Data provided section start

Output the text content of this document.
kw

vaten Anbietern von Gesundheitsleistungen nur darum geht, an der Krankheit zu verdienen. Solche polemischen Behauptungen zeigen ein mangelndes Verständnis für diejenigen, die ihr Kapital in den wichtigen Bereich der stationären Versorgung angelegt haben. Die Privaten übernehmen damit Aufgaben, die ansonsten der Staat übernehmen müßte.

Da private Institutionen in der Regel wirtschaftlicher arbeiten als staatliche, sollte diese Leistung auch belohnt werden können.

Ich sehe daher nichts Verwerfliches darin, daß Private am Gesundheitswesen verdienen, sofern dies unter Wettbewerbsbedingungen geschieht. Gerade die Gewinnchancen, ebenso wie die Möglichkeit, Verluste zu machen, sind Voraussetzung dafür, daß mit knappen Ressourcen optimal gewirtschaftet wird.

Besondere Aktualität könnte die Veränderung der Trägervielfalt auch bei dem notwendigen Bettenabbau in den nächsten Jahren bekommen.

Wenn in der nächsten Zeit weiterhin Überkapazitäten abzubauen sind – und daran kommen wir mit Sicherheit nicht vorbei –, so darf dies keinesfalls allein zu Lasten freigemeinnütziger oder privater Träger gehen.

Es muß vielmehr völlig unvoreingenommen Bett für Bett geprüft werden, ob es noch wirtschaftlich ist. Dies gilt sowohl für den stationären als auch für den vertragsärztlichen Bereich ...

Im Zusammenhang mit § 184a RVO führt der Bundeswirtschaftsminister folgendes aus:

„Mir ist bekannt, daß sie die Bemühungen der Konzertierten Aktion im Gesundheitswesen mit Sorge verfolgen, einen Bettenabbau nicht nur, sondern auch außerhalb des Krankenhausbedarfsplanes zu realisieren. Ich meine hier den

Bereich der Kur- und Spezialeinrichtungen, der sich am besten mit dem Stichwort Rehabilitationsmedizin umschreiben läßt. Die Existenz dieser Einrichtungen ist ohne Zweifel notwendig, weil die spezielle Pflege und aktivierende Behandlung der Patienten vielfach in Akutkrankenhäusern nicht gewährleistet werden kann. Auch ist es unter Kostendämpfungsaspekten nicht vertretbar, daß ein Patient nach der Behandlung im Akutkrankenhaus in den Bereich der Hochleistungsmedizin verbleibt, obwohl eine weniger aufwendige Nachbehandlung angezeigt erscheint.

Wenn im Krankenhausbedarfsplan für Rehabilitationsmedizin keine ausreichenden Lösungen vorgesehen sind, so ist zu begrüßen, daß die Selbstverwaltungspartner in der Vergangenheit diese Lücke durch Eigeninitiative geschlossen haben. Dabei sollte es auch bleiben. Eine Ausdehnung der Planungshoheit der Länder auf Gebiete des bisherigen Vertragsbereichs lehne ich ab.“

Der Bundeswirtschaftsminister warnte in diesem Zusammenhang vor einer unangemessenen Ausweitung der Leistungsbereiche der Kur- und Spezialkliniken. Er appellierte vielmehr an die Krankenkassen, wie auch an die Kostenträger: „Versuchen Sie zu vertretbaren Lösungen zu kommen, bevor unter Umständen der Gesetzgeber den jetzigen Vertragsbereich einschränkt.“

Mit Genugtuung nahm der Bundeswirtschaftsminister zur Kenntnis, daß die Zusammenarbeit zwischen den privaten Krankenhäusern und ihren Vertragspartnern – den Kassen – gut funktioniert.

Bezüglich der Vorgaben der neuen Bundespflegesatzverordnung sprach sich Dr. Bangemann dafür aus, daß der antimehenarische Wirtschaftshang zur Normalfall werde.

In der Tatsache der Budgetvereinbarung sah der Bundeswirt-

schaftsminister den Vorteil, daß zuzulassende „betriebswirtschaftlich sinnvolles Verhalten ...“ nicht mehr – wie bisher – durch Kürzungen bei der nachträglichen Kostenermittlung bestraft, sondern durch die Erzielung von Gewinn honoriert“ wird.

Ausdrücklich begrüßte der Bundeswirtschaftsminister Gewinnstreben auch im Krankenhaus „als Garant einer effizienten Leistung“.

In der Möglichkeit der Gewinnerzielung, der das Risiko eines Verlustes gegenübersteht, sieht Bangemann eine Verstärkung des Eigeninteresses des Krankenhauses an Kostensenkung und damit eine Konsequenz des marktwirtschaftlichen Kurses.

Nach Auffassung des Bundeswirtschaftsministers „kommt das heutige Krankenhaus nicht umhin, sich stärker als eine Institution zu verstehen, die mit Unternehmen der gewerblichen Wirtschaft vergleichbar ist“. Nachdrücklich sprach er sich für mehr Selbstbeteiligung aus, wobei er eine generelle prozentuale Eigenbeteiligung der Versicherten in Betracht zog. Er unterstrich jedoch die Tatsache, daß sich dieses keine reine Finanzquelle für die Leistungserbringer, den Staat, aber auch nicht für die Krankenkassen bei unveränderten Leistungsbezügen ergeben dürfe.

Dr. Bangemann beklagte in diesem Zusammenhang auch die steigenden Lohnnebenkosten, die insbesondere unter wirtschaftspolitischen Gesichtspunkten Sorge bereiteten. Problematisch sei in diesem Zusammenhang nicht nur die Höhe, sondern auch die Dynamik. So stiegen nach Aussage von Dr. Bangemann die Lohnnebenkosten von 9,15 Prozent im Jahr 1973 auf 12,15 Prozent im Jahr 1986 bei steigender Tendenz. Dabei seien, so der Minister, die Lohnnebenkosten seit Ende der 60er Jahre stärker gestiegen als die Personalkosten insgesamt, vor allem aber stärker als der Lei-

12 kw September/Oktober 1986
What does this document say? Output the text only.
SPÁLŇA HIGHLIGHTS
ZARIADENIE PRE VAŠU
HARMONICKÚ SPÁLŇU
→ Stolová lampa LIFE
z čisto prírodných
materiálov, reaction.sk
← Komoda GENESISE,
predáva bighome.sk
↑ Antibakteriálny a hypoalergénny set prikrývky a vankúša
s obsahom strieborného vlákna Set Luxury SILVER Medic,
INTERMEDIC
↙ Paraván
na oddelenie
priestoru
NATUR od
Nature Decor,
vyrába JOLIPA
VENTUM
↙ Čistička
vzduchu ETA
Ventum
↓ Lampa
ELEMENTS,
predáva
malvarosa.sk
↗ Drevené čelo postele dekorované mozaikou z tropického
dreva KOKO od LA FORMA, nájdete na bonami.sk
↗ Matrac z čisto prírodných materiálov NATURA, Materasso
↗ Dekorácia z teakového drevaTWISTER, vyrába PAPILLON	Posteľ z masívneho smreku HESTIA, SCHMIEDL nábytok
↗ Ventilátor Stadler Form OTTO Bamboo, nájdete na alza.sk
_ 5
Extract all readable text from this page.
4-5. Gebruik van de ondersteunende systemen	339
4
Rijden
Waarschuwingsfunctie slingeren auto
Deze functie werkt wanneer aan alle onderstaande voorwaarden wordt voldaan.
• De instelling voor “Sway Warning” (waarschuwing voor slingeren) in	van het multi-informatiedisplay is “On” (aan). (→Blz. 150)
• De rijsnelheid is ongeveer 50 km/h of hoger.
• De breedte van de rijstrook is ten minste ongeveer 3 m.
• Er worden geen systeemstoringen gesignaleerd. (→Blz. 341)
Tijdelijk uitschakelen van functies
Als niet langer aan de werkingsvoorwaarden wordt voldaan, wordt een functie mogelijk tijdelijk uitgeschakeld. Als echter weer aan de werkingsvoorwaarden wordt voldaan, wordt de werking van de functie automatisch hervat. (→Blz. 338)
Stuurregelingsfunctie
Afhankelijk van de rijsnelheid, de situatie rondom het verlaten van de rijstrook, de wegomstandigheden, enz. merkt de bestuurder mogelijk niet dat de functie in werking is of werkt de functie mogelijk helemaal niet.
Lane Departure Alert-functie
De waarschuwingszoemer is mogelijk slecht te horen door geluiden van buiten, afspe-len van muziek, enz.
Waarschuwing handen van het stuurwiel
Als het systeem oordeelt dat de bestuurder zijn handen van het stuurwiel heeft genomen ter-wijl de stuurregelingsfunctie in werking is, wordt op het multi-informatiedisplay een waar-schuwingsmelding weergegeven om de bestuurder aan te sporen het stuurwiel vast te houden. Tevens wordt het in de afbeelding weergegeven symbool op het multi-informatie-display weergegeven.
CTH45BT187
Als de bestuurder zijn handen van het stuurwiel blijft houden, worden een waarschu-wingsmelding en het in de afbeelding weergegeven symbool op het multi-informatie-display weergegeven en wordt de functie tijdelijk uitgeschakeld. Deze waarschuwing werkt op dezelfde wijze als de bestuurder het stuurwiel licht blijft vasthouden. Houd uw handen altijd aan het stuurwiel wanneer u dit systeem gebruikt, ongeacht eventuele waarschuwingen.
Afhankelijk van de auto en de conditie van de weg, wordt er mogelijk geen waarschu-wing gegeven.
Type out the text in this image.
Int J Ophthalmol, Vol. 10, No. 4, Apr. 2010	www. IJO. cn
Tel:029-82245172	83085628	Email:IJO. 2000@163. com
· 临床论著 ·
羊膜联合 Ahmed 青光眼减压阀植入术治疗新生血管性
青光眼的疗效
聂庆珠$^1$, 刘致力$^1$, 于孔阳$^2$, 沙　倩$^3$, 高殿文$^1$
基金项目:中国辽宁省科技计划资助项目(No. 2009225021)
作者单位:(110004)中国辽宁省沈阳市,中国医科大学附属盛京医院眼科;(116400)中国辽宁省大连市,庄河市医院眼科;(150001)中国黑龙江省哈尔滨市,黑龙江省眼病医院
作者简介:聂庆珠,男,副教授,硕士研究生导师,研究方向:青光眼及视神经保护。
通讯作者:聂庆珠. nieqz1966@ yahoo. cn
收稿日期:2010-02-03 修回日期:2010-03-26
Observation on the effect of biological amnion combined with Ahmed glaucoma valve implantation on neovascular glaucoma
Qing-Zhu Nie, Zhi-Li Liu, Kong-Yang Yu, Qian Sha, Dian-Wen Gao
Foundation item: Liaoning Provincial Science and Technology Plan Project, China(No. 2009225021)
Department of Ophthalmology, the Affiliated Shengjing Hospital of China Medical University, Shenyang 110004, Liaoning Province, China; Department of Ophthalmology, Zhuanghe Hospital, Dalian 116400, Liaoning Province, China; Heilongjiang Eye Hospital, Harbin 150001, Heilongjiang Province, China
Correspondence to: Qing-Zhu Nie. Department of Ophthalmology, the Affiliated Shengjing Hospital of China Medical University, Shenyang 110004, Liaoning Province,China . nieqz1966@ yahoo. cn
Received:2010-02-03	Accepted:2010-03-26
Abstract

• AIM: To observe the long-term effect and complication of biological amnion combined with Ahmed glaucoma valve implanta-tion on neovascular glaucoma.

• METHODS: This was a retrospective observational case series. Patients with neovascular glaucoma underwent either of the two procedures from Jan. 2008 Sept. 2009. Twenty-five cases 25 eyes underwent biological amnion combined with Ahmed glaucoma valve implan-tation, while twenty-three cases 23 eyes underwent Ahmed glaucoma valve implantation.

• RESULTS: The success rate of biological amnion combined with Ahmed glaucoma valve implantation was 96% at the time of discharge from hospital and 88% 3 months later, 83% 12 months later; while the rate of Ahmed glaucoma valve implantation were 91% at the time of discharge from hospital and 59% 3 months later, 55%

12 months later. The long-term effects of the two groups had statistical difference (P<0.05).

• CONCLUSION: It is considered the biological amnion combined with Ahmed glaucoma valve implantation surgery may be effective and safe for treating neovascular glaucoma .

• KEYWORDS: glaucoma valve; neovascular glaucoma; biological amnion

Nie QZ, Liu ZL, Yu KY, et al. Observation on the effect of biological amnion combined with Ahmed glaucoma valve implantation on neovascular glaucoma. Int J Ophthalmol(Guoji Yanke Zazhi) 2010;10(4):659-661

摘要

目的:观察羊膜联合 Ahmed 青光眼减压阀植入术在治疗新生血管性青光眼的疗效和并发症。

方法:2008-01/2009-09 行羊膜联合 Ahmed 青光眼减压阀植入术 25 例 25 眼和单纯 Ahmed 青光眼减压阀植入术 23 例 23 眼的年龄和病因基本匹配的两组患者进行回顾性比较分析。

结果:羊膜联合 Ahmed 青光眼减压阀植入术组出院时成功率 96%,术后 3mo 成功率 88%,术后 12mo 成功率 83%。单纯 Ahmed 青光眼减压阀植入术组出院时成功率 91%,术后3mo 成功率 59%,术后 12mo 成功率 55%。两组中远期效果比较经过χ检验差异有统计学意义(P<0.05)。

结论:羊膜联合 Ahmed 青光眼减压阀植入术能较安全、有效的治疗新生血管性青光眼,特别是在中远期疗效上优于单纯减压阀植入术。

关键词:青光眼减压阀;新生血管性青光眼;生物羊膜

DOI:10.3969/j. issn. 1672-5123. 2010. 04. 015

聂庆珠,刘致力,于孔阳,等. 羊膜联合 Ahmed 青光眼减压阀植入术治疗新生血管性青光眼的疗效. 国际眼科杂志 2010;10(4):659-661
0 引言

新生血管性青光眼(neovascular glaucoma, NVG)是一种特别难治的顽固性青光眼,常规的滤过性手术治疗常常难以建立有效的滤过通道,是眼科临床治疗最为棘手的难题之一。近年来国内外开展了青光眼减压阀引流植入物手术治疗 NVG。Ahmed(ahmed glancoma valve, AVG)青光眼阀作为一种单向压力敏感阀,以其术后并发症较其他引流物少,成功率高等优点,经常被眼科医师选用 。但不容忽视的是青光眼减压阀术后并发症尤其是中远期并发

Data provided section end

### What this task involves
The lines in the records above that include the word "vyrába" must be copied out.

### Response area
vyrába JOLIPA
↗ Dekorácia z teakového drevaTWISTER, vyrába PAPILLON	Posteľ z masívneho smreku HESTIA, SCHMIEDL nábytok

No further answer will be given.